*WHAT IS BEING ASKED*
Copy out each line of the listing that has the word "결핵ZERO" in it.

- - - - - - -

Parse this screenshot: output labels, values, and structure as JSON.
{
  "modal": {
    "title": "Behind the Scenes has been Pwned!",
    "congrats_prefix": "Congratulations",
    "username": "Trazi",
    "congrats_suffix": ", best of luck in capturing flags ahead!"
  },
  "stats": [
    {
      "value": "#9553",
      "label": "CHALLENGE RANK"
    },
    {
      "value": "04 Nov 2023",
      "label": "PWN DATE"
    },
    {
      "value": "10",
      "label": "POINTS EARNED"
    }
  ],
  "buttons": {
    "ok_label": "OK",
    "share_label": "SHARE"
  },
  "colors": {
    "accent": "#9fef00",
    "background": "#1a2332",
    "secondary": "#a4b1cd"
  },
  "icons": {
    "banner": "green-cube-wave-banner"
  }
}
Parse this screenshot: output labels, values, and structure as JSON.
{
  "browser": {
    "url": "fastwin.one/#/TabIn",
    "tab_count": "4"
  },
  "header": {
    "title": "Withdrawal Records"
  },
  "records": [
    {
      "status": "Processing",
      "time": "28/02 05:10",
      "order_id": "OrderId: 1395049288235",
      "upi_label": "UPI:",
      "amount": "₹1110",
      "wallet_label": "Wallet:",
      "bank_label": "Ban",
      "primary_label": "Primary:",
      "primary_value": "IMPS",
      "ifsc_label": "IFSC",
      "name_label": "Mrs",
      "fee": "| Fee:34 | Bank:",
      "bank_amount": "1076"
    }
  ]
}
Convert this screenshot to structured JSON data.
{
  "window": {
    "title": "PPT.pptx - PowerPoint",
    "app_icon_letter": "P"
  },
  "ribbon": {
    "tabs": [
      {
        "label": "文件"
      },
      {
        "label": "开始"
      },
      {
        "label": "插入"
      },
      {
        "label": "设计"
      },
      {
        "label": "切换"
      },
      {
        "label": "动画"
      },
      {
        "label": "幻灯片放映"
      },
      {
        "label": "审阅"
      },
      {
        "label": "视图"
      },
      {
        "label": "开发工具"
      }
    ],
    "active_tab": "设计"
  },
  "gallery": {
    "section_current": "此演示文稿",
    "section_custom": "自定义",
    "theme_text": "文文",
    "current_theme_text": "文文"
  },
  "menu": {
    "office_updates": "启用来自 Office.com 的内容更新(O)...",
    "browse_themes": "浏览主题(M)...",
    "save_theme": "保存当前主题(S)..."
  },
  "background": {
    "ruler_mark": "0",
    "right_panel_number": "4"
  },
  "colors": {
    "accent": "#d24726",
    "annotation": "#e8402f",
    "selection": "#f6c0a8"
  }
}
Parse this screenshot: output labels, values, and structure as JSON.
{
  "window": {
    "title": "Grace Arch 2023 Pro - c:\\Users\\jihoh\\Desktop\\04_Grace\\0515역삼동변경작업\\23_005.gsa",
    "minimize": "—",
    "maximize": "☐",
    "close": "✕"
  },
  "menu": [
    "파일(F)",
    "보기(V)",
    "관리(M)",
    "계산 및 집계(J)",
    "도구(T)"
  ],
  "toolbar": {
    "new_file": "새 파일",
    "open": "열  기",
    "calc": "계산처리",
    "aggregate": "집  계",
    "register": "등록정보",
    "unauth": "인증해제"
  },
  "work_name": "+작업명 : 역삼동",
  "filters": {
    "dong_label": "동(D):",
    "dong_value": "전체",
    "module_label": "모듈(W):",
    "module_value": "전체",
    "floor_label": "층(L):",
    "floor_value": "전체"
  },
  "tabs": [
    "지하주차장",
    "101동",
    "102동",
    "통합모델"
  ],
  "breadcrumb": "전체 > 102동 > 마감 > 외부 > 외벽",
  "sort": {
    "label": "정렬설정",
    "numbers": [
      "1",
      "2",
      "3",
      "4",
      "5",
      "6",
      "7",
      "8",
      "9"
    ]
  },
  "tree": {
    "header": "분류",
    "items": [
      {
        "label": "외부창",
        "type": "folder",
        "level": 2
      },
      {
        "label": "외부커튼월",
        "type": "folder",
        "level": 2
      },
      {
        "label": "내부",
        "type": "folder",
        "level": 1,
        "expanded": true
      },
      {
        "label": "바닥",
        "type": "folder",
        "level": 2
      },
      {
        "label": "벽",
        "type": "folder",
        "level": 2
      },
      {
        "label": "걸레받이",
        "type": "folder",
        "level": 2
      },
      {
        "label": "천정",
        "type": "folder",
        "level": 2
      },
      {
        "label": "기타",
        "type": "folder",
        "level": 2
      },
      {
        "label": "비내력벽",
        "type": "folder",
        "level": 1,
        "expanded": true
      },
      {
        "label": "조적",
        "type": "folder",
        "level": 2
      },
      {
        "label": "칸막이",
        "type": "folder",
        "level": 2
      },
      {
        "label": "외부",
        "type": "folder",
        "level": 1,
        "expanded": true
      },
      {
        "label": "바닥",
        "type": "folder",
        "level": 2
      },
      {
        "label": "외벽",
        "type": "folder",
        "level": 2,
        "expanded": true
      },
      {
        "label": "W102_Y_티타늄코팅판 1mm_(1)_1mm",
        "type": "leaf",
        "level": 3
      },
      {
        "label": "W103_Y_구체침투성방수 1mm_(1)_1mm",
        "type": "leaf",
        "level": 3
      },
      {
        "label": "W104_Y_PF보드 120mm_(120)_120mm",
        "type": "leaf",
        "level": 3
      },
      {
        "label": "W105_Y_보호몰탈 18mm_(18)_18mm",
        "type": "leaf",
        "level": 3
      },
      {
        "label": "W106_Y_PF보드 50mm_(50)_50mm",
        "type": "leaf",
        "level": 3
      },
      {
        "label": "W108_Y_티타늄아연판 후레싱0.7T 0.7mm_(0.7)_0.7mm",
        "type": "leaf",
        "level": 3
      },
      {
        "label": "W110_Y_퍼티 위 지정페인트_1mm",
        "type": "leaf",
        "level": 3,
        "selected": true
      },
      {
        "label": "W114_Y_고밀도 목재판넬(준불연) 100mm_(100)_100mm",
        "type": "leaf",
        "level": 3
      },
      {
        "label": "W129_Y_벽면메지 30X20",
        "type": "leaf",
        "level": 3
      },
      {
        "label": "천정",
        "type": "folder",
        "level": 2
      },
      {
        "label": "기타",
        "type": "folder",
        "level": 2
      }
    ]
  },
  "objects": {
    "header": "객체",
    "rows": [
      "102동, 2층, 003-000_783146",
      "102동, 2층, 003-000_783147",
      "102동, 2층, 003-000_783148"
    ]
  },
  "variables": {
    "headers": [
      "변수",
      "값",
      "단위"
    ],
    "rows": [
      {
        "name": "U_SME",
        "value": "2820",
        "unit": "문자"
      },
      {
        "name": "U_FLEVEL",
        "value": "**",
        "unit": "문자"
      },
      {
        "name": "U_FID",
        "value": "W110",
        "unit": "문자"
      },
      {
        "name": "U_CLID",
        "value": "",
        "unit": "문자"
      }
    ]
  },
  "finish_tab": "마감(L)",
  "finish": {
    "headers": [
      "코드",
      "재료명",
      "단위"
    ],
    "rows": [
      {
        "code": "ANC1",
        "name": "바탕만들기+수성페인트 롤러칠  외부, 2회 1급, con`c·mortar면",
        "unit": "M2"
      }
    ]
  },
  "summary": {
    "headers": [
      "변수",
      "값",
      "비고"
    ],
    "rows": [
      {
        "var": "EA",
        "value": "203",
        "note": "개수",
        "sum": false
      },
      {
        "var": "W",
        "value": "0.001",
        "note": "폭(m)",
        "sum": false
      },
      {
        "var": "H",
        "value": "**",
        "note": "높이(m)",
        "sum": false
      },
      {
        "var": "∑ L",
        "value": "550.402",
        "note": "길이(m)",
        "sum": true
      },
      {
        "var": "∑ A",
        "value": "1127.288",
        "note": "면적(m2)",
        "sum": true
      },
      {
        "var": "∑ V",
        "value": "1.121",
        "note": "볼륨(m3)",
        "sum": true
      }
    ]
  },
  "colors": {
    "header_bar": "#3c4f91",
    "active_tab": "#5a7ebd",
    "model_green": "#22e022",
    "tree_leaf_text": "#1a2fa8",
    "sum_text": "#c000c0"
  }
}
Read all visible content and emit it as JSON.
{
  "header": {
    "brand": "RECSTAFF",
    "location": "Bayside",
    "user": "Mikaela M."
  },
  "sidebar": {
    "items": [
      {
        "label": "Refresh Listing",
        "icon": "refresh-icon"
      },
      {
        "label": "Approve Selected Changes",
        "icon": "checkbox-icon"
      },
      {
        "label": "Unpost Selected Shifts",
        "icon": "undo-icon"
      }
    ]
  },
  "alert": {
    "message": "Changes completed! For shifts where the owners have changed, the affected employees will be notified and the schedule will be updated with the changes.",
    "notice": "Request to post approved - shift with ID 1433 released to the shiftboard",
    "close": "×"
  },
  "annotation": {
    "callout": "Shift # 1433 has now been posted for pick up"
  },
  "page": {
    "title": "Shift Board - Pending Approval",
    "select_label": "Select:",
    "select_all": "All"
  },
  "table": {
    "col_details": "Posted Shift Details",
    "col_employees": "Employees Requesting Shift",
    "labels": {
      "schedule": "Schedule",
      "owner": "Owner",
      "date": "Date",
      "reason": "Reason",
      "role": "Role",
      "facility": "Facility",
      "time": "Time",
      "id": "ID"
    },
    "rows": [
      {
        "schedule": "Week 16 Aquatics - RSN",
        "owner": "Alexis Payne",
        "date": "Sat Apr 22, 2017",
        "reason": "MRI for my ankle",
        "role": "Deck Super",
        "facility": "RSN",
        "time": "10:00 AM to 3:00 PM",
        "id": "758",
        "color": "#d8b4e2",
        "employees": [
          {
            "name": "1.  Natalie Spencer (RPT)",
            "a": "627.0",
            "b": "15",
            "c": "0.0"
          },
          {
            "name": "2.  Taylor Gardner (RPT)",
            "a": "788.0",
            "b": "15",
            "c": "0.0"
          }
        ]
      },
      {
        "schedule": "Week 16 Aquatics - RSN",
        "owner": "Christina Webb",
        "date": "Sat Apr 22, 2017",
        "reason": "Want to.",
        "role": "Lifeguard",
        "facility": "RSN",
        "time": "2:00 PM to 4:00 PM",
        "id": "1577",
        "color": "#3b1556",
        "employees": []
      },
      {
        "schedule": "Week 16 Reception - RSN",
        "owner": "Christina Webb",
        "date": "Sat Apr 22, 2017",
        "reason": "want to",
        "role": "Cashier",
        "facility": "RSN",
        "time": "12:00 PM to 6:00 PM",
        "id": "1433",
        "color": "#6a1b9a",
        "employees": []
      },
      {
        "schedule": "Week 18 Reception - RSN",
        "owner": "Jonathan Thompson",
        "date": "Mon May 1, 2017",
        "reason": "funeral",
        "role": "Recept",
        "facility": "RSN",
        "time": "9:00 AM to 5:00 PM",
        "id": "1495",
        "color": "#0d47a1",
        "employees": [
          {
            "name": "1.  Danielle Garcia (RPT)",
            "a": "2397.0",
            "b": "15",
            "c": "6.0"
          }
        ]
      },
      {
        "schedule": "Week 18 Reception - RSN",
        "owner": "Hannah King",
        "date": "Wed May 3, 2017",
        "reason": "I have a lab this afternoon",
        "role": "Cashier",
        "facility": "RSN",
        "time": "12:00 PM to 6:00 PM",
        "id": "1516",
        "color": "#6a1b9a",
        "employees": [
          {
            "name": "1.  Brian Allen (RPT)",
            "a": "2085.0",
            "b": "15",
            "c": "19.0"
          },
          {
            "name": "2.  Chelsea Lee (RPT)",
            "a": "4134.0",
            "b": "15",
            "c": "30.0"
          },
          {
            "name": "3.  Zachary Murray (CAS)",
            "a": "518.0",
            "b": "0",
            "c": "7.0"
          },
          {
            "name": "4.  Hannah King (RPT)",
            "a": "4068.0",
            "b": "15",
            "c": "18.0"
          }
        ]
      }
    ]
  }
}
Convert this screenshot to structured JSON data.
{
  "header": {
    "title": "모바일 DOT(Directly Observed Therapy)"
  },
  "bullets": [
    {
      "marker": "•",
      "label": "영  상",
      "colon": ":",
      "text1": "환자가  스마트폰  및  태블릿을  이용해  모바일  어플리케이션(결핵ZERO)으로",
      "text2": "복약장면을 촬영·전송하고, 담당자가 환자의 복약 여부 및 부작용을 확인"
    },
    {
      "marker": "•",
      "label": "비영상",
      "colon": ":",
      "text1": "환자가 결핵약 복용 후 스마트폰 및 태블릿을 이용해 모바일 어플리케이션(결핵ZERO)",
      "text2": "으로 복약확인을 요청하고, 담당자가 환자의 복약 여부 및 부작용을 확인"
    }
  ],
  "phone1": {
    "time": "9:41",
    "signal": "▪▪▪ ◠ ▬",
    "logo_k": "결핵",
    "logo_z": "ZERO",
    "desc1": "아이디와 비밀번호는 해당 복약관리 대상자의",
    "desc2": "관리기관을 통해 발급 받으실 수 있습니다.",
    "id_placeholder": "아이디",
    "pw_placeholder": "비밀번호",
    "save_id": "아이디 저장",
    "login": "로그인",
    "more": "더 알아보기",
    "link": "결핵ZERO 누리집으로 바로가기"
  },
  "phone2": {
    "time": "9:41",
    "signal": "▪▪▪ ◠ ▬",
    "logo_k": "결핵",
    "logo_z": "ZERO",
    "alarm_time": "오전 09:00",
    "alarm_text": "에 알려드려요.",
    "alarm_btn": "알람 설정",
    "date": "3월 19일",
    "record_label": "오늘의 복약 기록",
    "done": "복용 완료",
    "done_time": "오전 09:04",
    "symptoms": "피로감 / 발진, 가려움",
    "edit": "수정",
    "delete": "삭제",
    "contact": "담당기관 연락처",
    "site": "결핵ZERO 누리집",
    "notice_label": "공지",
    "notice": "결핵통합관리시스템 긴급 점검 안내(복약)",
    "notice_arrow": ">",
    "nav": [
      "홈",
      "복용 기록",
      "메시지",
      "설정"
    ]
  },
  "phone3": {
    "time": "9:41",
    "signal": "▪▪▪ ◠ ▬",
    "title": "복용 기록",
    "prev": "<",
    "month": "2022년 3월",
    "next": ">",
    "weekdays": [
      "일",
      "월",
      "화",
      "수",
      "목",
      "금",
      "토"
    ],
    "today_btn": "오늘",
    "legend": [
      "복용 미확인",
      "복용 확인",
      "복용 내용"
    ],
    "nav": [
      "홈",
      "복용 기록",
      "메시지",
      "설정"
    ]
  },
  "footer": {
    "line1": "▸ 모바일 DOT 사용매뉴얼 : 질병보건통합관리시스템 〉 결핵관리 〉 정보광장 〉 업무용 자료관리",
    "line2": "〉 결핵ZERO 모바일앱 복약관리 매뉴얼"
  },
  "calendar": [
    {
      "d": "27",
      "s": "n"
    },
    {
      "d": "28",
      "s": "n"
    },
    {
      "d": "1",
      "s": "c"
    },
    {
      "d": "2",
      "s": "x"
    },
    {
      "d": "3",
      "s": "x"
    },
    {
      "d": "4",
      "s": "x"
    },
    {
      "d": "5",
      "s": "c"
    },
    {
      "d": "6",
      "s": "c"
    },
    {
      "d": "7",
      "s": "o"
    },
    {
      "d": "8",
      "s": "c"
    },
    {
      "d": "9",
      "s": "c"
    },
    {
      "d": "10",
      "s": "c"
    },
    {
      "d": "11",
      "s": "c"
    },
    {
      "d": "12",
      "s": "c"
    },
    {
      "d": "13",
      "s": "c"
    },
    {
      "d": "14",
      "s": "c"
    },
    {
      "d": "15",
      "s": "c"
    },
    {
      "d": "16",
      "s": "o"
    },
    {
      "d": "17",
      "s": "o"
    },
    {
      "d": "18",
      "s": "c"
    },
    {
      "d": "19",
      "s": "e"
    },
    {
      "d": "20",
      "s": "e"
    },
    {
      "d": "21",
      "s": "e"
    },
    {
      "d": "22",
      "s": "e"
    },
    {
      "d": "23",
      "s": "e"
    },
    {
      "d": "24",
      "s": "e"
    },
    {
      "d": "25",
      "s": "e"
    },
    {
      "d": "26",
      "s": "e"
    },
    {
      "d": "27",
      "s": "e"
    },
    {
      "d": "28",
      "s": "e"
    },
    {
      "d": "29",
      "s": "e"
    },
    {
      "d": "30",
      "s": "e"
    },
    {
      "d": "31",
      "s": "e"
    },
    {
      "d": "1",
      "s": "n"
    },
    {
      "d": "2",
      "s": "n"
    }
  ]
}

- - - - - - -

*RESULT FOR THIS EXERCISE*
      "text1": "환자가  스마트폰  및  태블릿을  이용해  모바일  어플리케이션(결핵ZERO)으로",
      "text1": "환자가 결핵약 복용 후 스마트폰 및 태블릿을 이용해 모바일 어플리케이션(결핵ZERO)",
    "link": "결핵ZERO 누리집으로 바로가기"
    "site": "결핵ZERO 누리집",
    "line2": "〉 결핵ZERO 모바일앱 복약관리 매뉴얼"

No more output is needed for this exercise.